**What is expected**
Each entry that follows must be output without any deviation.

(Stored records)
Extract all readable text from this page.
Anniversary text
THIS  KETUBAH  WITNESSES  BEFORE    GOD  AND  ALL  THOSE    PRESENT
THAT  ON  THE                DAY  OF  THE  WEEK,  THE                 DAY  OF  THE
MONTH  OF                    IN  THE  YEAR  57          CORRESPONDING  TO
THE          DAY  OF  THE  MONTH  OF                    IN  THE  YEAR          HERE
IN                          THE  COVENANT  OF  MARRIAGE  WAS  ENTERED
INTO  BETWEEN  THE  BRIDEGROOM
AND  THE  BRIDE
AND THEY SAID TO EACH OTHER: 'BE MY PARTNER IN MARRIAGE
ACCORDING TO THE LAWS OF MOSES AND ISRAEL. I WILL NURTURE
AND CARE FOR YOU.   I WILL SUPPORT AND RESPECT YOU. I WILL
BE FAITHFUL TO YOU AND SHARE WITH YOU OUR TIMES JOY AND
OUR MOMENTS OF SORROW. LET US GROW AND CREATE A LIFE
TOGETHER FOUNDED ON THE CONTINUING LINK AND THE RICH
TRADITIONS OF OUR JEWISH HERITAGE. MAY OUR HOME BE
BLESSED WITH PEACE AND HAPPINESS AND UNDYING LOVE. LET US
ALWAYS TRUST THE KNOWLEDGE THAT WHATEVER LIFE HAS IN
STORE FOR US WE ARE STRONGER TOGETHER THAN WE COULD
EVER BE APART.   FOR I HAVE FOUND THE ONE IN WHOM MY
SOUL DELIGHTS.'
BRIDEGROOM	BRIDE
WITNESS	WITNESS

**Exercise result**
Extract all readable text from this page.
Anniversary text
THIS  KETUBAH  WITNESSES  BEFORE    GOD  AND  ALL  THOSE    PRESENT
THAT  ON  THE                DAY  OF  THE  WEEK,  THE                 DAY  OF  THE
MONTH  OF                    IN  THE  YEAR  57          CORRESPONDING  TO
THE          DAY  OF  THE  MONTH  OF                    IN  THE  YEAR          HERE
IN                          THE  COVENANT  OF  MARRIAGE  WAS  ENTERED
INTO  BETWEEN  THE  BRIDEGROOM
AND  THE  BRIDE
AND THEY SAID TO EACH OTHER: 'BE MY PARTNER IN MARRIAGE
ACCORDING TO THE LAWS OF MOSES AND ISRAEL. I WILL NURTURE
AND CARE FOR YOU.   I WILL SUPPORT AND RESPECT YOU. I WILL
BE FAITHFUL TO YOU AND SHARE WITH YOU OUR TIMES JOY AND
OUR MOMENTS OF SORROW. LET US GROW AND CREATE A LIFE
TOGETHER FOUNDED ON THE CONTINUING LINK AND THE RICH
TRADITIONS OF OUR JEWISH HERITAGE. MAY OUR HOME BE
BLESSED WITH PEACE AND HAPPINESS AND UNDYING LOVE. LET US
ALWAYS TRUST THE KNOWLEDGE THAT WHATEVER LIFE HAS IN
STORE FOR US WE ARE STRONGER TOGETHER THAN WE COULD
EVER BE APART.   FOR I HAVE FOUND THE ONE IN WHOM MY
SOUL DELIGHTS.'
BRIDEGROOM	BRIDE
WITNESS	WITNESS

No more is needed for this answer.